* **STORED RECORDS**:
────────────────

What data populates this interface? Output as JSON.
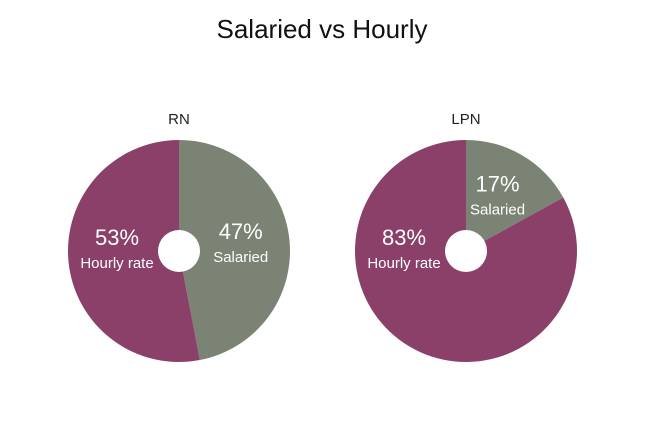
{
  "title": "Salaried vs Hourly",
  "chart_data": [
    {
      "type": "pie",
      "title": "RN",
      "categories": [
        "Salaried",
        "Hourly rate"
      ],
      "values": [
        47,
        53
      ],
      "value_labels": [
        "47%",
        "53%"
      ],
      "colors": [
        "#7b8374",
        "#8a4068"
      ]
    },
    {
      "type": "pie",
      "title": "LPN",
      "categories": [
        "Salaried",
        "Hourly rate"
      ],
      "values": [
        17,
        83
      ],
      "value_labels": [
        "17%",
        "83%"
      ],
      "colors": [
        "#7b8374",
        "#8a4068"
      ]
    }
  ]
}
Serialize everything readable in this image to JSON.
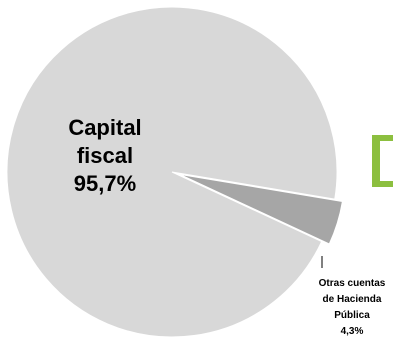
{
  "chart_data": {
    "type": "pie",
    "title": "",
    "slices": [
      {
        "label_lines": [
          "Capital",
          "fiscal"
        ],
        "value_label": "95,7%",
        "value": 95.7,
        "color": "#d8d8d8"
      },
      {
        "label_lines": [
          "Otras cuentas",
          "de Hacienda",
          "Pública"
        ],
        "value_label": "4,3%",
        "value": 4.3,
        "color": "#a6a6a6",
        "exploded": true
      }
    ],
    "legend_fragment_color": "#8cbf3f"
  }
}
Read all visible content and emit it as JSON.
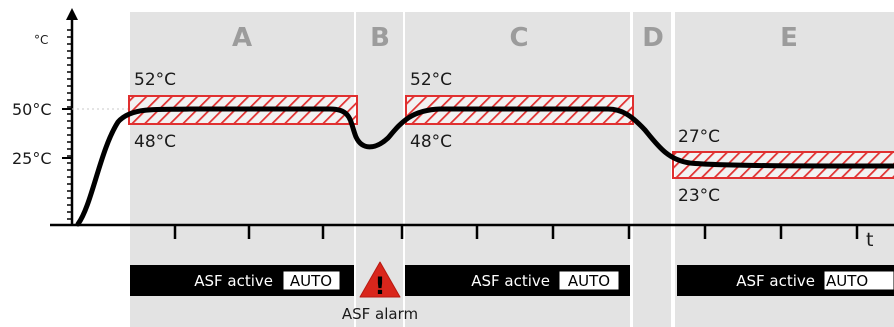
{
  "axis": {
    "y_unit": "°C",
    "y_tick_50": "50°C",
    "y_tick_25": "25°C",
    "x_label": "t"
  },
  "zones": [
    {
      "letter": "A"
    },
    {
      "letter": "B"
    },
    {
      "letter": "C"
    },
    {
      "letter": "D"
    },
    {
      "letter": "E"
    }
  ],
  "bands": [
    {
      "upper_label": "52°C",
      "lower_label": "48°C"
    },
    {
      "upper_label": "52°C",
      "lower_label": "48°C"
    },
    {
      "upper_label": "27°C",
      "lower_label": "23°C"
    }
  ],
  "status_bars": [
    {
      "text": "ASF active",
      "badge": "AUTO"
    },
    {
      "text": "ASF active",
      "badge": "AUTO"
    },
    {
      "text": "ASF active",
      "badge": "AUTO"
    }
  ],
  "alarm": {
    "symbol": "!",
    "label": "ASF alarm"
  },
  "colors": {
    "zone_background": "#e3e3e3",
    "band_hatch": "#e03030",
    "curve": "#000000",
    "status_bar": "#000000",
    "alarm": "#d9261c"
  }
}
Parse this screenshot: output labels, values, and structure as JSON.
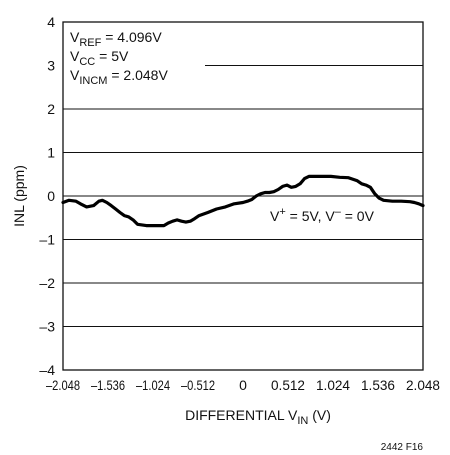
{
  "chart_data": {
    "type": "line",
    "xlabel": {
      "main": "DIFFERENTIAL V",
      "sub": "IN",
      "unit": " (V)"
    },
    "ylabel": "INL (ppm)",
    "xlim": [
      -2.048,
      2.048
    ],
    "ylim": [
      -4,
      4
    ],
    "x_ticks": [
      -2.048,
      -1.536,
      -1.024,
      -0.512,
      0,
      0.512,
      1.024,
      1.536,
      2.048
    ],
    "x_tick_labels": [
      "–2.048",
      "–1.536",
      "–1.024",
      "–0.512",
      "0",
      "0.512",
      "1.024",
      "1.536",
      "2.048"
    ],
    "y_ticks": [
      4,
      3,
      2,
      1,
      0,
      -1,
      -2,
      -3,
      -4
    ],
    "y_tick_labels": [
      "4",
      "3",
      "2",
      "1",
      "0",
      "–1",
      "–2",
      "–3",
      "–4"
    ],
    "grid": {
      "horizontal": true,
      "vertical": false
    },
    "series": [
      {
        "x": [
          -2.048,
          -1.98,
          -1.9,
          -1.85,
          -1.78,
          -1.7,
          -1.64,
          -1.6,
          -1.55,
          -1.5,
          -1.45,
          -1.4,
          -1.35,
          -1.3,
          -1.25,
          -1.2,
          -1.1,
          -1.0,
          -0.9,
          -0.85,
          -0.8,
          -0.75,
          -0.7,
          -0.65,
          -0.6,
          -0.55,
          -0.5,
          -0.4,
          -0.3,
          -0.2,
          -0.1,
          0.0,
          0.05,
          0.1,
          0.15,
          0.2,
          0.25,
          0.3,
          0.35,
          0.4,
          0.45,
          0.5,
          0.55,
          0.6,
          0.65,
          0.7,
          0.75,
          0.8,
          0.9,
          1.0,
          1.1,
          1.2,
          1.3,
          1.35,
          1.4,
          1.45,
          1.5,
          1.55,
          1.6,
          1.7,
          1.8,
          1.9,
          1.95,
          2.0,
          2.048
        ],
        "y": [
          -0.15,
          -0.1,
          -0.12,
          -0.18,
          -0.25,
          -0.22,
          -0.12,
          -0.1,
          -0.15,
          -0.22,
          -0.3,
          -0.38,
          -0.45,
          -0.48,
          -0.55,
          -0.65,
          -0.68,
          -0.68,
          -0.68,
          -0.62,
          -0.58,
          -0.55,
          -0.58,
          -0.6,
          -0.58,
          -0.52,
          -0.45,
          -0.38,
          -0.3,
          -0.25,
          -0.18,
          -0.15,
          -0.12,
          -0.08,
          0.0,
          0.05,
          0.08,
          0.08,
          0.1,
          0.15,
          0.22,
          0.25,
          0.2,
          0.22,
          0.28,
          0.4,
          0.45,
          0.45,
          0.45,
          0.45,
          0.43,
          0.42,
          0.35,
          0.28,
          0.25,
          0.2,
          0.05,
          -0.05,
          -0.1,
          -0.12,
          -0.12,
          -0.13,
          -0.15,
          -0.18,
          -0.22
        ]
      }
    ],
    "annotations": {
      "conditions": [
        {
          "main": "V",
          "sub": "REF",
          "rest": " = 4.096V"
        },
        {
          "main": "V",
          "sub": "CC",
          "rest": " = 5V"
        },
        {
          "main": "V",
          "sub": "INCM",
          "rest": " = 2.048V"
        }
      ],
      "supply": {
        "a_main": "V",
        "a_sup": "+",
        "a_rest": " = 5V, V",
        "b_sup": "–",
        "b_rest": " = 0V"
      }
    },
    "figure_id": "2442 F16"
  }
}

────────────────

Retype everything in the material word for word, minus pictures.

What data populates this interface? Output as JSON.
{
  "title": "Salaried vs Hourly",
  "chart_data": [
    {
      "type": "pie",
      "title": "RN",
      "categories": [
        "Salaried",
        "Hourly rate"
      ],
      "values": [
        47,
        53
      ],
      "value_labels": [
        "47%",
        "53%"
      ],
      "colors": [
        "#7b8374",
        "#8a4068"
      ]
    },
    {
      "type": "pie",
      "title": "LPN",
      "categories": [
        "Salaried",
        "Hourly rate"
      ],
      "values": [
        17,
        83
      ],
      "value_labels": [
        "17%",
        "83%"
      ],
      "colors": [
        "#7b8374",
        "#8a4068"
      ]
    }
  ]
}
Serialize everything readable in this image to JSON.
{
  "chart_data": {
    "type": "pie",
    "title": "",
    "slices": [
      {
        "label_lines": [
          "Capital",
          "fiscal"
        ],
        "value_label": "95,7%",
        "value": 95.7,
        "color": "#d8d8d8"
      },
      {
        "label_lines": [
          "Otras cuentas",
          "de Hacienda",
          "Pública"
        ],
        "value_label": "4,3%",
        "value": 4.3,
        "color": "#a6a6a6",
        "exploded": true
      }
    ],
    "legend_fragment_color": "#8cbf3f"
  }
}
Read all visible content and emit it as JSON.
{
  "axis": {
    "y_unit": "°C",
    "y_tick_50": "50°C",
    "y_tick_25": "25°C",
    "x_label": "t"
  },
  "zones": [
    {
      "letter": "A"
    },
    {
      "letter": "B"
    },
    {
      "letter": "C"
    },
    {
      "letter": "D"
    },
    {
      "letter": "E"
    }
  ],
  "bands": [
    {
      "upper_label": "52°C",
      "lower_label": "48°C"
    },
    {
      "upper_label": "52°C",
      "lower_label": "48°C"
    },
    {
      "upper_label": "27°C",
      "lower_label": "23°C"
    }
  ],
  "status_bars": [
    {
      "text": "ASF active",
      "badge": "AUTO"
    },
    {
      "text": "ASF active",
      "badge": "AUTO"
    },
    {
      "text": "ASF active",
      "badge": "AUTO"
    }
  ],
  "alarm": {
    "symbol": "!",
    "label": "ASF alarm"
  },
  "colors": {
    "zone_background": "#e3e3e3",
    "band_hatch": "#e03030",
    "curve": "#000000",
    "status_bar": "#000000",
    "alarm": "#d9261c"
  }
}
Parse this screenshot: output labels, values, and structure as JSON.
{
  "chart_data": {
    "type": "line",
    "xlabel": {
      "main": "DIFFERENTIAL V",
      "sub": "IN",
      "unit": " (V)"
    },
    "ylabel": "INL (ppm)",
    "xlim": [
      -2.048,
      2.048
    ],
    "ylim": [
      -4,
      4
    ],
    "x_ticks": [
      -2.048,
      -1.536,
      -1.024,
      -0.512,
      0,
      0.512,
      1.024,
      1.536,
      2.048
    ],
    "x_tick_labels": [
      "–2.048",
      "–1.536",
      "–1.024",
      "–0.512",
      "0",
      "0.512",
      "1.024",
      "1.536",
      "2.048"
    ],
    "y_ticks": [
      4,
      3,
      2,
      1,
      0,
      -1,
      -2,
      -3,
      -4
    ],
    "y_tick_labels": [
      "4",
      "3",
      "2",
      "1",
      "0",
      "–1",
      "–2",
      "–3",
      "–4"
    ],
    "grid": {
      "horizontal": true,
      "vertical": false
    },
    "series": [
      {
        "x": [
          -2.048,
          -1.98,
          -1.9,
          -1.85,
          -1.78,
          -1.7,
          -1.64,
          -1.6,
          -1.55,
          -1.5,
          -1.45,
          -1.4,
          -1.35,
          -1.3,
          -1.25,
          -1.2,
          -1.1,
          -1.0,
          -0.9,
          -0.85,
          -0.8,
          -0.75,
          -0.7,
          -0.65,
          -0.6,
          -0.55,
          -0.5,
          -0.4,
          -0.3,
          -0.2,
          -0.1,
          0.0,
          0.05,
          0.1,
          0.15,
          0.2,
          0.25,
          0.3,
          0.35,
          0.4,
          0.45,
          0.5,
          0.55,
          0.6,
          0.65,
          0.7,
          0.75,
          0.8,
          0.9,
          1.0,
          1.1,
          1.2,
          1.3,
          1.35,
          1.4,
          1.45,
          1.5,
          1.55,
          1.6,
          1.7,
          1.8,
          1.9,
          1.95,
          2.0,
          2.048
        ],
        "y": [
          -0.15,
          -0.1,
          -0.12,
          -0.18,
          -0.25,
          -0.22,
          -0.12,
          -0.1,
          -0.15,
          -0.22,
          -0.3,
          -0.38,
          -0.45,
          -0.48,
          -0.55,
          -0.65,
          -0.68,
          -0.68,
          -0.68,
          -0.62,
          -0.58,
          -0.55,
          -0.58,
          -0.6,
          -0.58,
          -0.52,
          -0.45,
          -0.38,
          -0.3,
          -0.25,
          -0.18,
          -0.15,
          -0.12,
          -0.08,
          0.0,
          0.05,
          0.08,
          0.08,
          0.1,
          0.15,
          0.22,
          0.25,
          0.2,
          0.22,
          0.28,
          0.4,
          0.45,
          0.45,
          0.45,
          0.45,
          0.43,
          0.42,
          0.35,
          0.28,
          0.25,
          0.2,
          0.05,
          -0.05,
          -0.1,
          -0.12,
          -0.12,
          -0.13,
          -0.15,
          -0.18,
          -0.22
        ]
      }
    ],
    "annotations": {
      "conditions": [
        {
          "main": "V",
          "sub": "REF",
          "rest": " = 4.096V"
        },
        {
          "main": "V",
          "sub": "CC",
          "rest": " = 5V"
        },
        {
          "main": "V",
          "sub": "INCM",
          "rest": " = 2.048V"
        }
      ],
      "supply": {
        "a_main": "V",
        "a_sup": "+",
        "a_rest": " = 5V, V",
        "b_sup": "–",
        "b_rest": " = 0V"
      }
    },
    "figure_id": "2442 F16"
  }
}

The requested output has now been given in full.